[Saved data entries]
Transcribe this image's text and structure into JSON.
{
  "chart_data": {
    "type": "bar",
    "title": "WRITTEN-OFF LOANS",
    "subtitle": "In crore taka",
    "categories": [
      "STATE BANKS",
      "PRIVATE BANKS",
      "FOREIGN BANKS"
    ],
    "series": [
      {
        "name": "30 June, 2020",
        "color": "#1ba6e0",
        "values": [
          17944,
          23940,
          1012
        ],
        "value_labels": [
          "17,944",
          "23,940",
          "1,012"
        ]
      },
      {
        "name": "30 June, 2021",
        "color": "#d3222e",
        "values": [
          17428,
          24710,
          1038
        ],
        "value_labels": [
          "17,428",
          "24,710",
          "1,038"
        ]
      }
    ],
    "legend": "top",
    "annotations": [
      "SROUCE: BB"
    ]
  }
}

Written instruction
Output the complete data exactly as written.

Written response
Transcribe this image's text and structure into JSON.
{
  "chart_data": {
    "type": "bar",
    "title": "WRITTEN-OFF LOANS",
    "subtitle": "In crore taka",
    "categories": [
      "STATE BANKS",
      "PRIVATE BANKS",
      "FOREIGN BANKS"
    ],
    "series": [
      {
        "name": "30 June, 2020",
        "color": "#1ba6e0",
        "values": [
          17944,
          23940,
          1012
        ],
        "value_labels": [
          "17,944",
          "23,940",
          "1,012"
        ]
      },
      {
        "name": "30 June, 2021",
        "color": "#d3222e",
        "values": [
          17428,
          24710,
          1038
        ],
        "value_labels": [
          "17,428",
          "24,710",
          "1,038"
        ]
      }
    ],
    "legend": "top",
    "annotations": [
      "SROUCE: BB"
    ]
  }
}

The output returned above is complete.